SHORT EXERCISE: Take all the material and copy it exactly.

+===+

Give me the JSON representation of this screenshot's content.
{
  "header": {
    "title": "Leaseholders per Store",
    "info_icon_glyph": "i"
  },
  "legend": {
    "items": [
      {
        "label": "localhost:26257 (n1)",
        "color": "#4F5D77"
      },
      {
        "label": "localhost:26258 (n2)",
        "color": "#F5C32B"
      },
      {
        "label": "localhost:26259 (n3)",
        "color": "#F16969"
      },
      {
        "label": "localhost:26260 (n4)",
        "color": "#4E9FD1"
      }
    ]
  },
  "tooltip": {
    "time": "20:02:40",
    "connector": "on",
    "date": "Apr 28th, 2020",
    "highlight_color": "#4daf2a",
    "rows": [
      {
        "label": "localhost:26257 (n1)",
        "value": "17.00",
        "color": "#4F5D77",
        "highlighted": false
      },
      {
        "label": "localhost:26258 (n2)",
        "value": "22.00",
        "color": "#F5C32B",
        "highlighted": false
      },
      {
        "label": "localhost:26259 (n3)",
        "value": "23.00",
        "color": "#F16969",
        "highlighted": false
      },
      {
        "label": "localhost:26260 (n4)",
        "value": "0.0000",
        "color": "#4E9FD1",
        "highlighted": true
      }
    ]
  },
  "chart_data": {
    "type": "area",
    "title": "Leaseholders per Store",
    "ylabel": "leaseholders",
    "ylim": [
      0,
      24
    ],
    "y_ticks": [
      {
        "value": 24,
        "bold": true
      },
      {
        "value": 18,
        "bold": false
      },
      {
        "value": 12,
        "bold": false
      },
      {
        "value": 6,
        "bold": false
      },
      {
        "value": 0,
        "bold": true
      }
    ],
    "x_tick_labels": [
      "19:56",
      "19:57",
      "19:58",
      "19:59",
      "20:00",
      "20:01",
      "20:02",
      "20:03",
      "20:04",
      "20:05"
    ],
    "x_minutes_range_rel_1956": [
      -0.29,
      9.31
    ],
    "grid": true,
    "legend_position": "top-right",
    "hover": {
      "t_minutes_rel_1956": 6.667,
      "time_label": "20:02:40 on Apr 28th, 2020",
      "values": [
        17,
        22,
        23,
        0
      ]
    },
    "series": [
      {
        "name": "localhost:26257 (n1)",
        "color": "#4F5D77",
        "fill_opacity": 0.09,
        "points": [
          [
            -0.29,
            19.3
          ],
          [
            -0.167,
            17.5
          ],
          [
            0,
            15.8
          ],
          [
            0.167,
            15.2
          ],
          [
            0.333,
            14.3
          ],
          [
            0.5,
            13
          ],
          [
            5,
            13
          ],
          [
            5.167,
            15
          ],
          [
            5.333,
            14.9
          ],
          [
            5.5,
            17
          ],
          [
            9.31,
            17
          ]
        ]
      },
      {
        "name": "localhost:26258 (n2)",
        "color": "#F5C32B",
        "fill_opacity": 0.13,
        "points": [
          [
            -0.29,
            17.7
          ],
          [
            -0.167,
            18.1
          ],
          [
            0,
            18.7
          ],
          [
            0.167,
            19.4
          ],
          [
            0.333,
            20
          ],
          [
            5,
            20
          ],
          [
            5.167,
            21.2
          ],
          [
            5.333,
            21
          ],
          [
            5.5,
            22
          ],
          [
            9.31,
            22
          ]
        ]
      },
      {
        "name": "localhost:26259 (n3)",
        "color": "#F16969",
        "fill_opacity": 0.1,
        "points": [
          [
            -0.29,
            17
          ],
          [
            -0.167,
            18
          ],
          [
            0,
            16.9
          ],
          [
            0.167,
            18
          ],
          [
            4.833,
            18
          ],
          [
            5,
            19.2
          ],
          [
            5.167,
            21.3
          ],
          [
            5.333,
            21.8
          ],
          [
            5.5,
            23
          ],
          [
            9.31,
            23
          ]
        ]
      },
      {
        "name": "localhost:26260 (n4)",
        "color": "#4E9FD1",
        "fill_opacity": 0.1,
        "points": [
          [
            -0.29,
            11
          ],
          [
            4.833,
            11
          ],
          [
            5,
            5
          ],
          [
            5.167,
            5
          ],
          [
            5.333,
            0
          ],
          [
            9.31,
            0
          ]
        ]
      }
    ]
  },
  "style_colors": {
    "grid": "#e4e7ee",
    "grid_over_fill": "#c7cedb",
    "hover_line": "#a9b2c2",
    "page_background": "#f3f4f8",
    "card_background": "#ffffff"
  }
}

+===+

PROBLEM SOLUTION:
Give me the JSON representation of this screenshot's content.
{
  "header": {
    "title": "Leaseholders per Store",
    "info_icon_glyph": "i"
  },
  "legend": {
    "items": [
      {
        "label": "localhost:26257 (n1)",
        "color": "#4F5D77"
      },
      {
        "label": "localhost:26258 (n2)",
        "color": "#F5C32B"
      },
      {
        "label": "localhost:26259 (n3)",
        "color": "#F16969"
      },
      {
        "label": "localhost:26260 (n4)",
        "color": "#4E9FD1"
      }
    ]
  },
  "tooltip": {
    "time": "20:02:40",
    "connector": "on",
    "date": "Apr 28th, 2020",
    "highlight_color": "#4daf2a",
    "rows": [
      {
        "label": "localhost:26257 (n1)",
        "value": "17.00",
        "color": "#4F5D77",
        "highlighted": false
      },
      {
        "label": "localhost:26258 (n2)",
        "value": "22.00",
        "color": "#F5C32B",
        "highlighted": false
      },
      {
        "label": "localhost:26259 (n3)",
        "value": "23.00",
        "color": "#F16969",
        "highlighted": false
      },
      {
        "label": "localhost:26260 (n4)",
        "value": "0.0000",
        "color": "#4E9FD1",
        "highlighted": true
      }
    ]
  },
  "chart_data": {
    "type": "area",
    "title": "Leaseholders per Store",
    "ylabel": "leaseholders",
    "ylim": [
      0,
      24
    ],
    "y_ticks": [
      {
        "value": 24,
        "bold": true
      },
      {
        "value": 18,
        "bold": false
      },
      {
        "value": 12,
        "bold": false
      },
      {
        "value": 6,
        "bold": false
      },
      {
        "value": 0,
        "bold": true
      }
    ],
    "x_tick_labels": [
      "19:56",
      "19:57",
      "19:58",
      "19:59",
      "20:00",
      "20:01",
      "20:02",
      "20:03",
      "20:04",
      "20:05"
    ],
    "x_minutes_range_rel_1956": [
      -0.29,
      9.31
    ],
    "grid": true,
    "legend_position": "top-right",
    "hover": {
      "t_minutes_rel_1956": 6.667,
      "time_label": "20:02:40 on Apr 28th, 2020",
      "values": [
        17,
        22,
        23,
        0
      ]
    },
    "series": [
      {
        "name": "localhost:26257 (n1)",
        "color": "#4F5D77",
        "fill_opacity": 0.09,
        "points": [
          [
            -0.29,
            19.3
          ],
          [
            -0.167,
            17.5
          ],
          [
            0,
            15.8
          ],
          [
            0.167,
            15.2
          ],
          [
            0.333,
            14.3
          ],
          [
            0.5,
            13
          ],
          [
            5,
            13
          ],
          [
            5.167,
            15
          ],
          [
            5.333,
            14.9
          ],
          [
            5.5,
            17
          ],
          [
            9.31,
            17
          ]
        ]
      },
      {
        "name": "localhost:26258 (n2)",
        "color": "#F5C32B",
        "fill_opacity": 0.13,
        "points": [
          [
            -0.29,
            17.7
          ],
          [
            -0.167,
            18.1
          ],
          [
            0,
            18.7
          ],
          [
            0.167,
            19.4
          ],
          [
            0.333,
            20
          ],
          [
            5,
            20
          ],
          [
            5.167,
            21.2
          ],
          [
            5.333,
            21
          ],
          [
            5.5,
            22
          ],
          [
            9.31,
            22
          ]
        ]
      },
      {
        "name": "localhost:26259 (n3)",
        "color": "#F16969",
        "fill_opacity": 0.1,
        "points": [
          [
            -0.29,
            17
          ],
          [
            -0.167,
            18
          ],
          [
            0,
            16.9
          ],
          [
            0.167,
            18
          ],
          [
            4.833,
            18
          ],
          [
            5,
            19.2
          ],
          [
            5.167,
            21.3
          ],
          [
            5.333,
            21.8
          ],
          [
            5.5,
            23
          ],
          [
            9.31,
            23
          ]
        ]
      },
      {
        "name": "localhost:26260 (n4)",
        "color": "#4E9FD1",
        "fill_opacity": 0.1,
        "points": [
          [
            -0.29,
            11
          ],
          [
            4.833,
            11
          ],
          [
            5,
            5
          ],
          [
            5.167,
            5
          ],
          [
            5.333,
            0
          ],
          [
            9.31,
            0
          ]
        ]
      }
    ]
  },
  "style_colors": {
    "grid": "#e4e7ee",
    "grid_over_fill": "#c7cedb",
    "hover_line": "#a9b2c2",
    "page_background": "#f3f4f8",
    "card_background": "#ffffff"
  }
}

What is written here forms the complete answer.